REQUIREMENT —
The lines to extract begin at the one containing "Read out every word on this page." and run to the end of the listing; set them down exactly and alone.
================================
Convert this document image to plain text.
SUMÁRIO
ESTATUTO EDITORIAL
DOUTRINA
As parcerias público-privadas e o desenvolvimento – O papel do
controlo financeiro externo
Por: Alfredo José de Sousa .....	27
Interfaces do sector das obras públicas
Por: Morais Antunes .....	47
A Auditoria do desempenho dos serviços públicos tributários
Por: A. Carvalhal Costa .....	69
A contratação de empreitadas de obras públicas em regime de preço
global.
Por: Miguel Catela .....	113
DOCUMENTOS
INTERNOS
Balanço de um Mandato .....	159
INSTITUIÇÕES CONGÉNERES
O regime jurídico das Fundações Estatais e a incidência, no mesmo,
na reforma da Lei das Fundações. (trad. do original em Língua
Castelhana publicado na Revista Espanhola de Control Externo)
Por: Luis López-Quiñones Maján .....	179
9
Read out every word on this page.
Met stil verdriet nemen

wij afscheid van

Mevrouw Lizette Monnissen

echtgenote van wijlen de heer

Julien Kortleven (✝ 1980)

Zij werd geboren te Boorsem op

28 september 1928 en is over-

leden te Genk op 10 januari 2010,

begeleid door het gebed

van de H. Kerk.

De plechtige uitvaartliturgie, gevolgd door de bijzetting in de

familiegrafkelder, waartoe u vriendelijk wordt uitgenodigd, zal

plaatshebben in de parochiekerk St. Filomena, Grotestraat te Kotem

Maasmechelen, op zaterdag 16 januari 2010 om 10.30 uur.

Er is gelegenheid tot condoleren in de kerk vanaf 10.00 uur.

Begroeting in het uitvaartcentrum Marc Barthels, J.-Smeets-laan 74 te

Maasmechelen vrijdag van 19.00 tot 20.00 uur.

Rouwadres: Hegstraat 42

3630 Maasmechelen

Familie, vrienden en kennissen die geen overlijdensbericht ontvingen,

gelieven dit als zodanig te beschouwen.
================================
EXERCISE RESULT —
Read out every word on this page.
Met stil verdriet nemen

wij afscheid van

Mevrouw Lizette Monnissen

echtgenote van wijlen de heer

Julien Kortleven (✝ 1980)

Zij werd geboren te Boorsem op

28 september 1928 en is over-

leden te Genk op 10 januari 2010,

begeleid door het gebed

van de H. Kerk.

De plechtige uitvaartliturgie, gevolgd door de bijzetting in de

familiegrafkelder, waartoe u vriendelijk wordt uitgenodigd, zal

plaatshebben in de parochiekerk St. Filomena, Grotestraat te Kotem

Maasmechelen, op zaterdag 16 januari 2010 om 10.30 uur.

Er is gelegenheid tot condoleren in de kerk vanaf 10.00 uur.

Begroeting in het uitvaartcentrum Marc Barthels, J.-Smeets-laan 74 te

Maasmechelen vrijdag van 19.00 tot 20.00 uur.

Rouwadres: Hegstraat 42

3630 Maasmechelen

Familie, vrienden en kennissen die geen overlijdensbericht ontvingen,

gelieven dit als zodanig te beschouwen.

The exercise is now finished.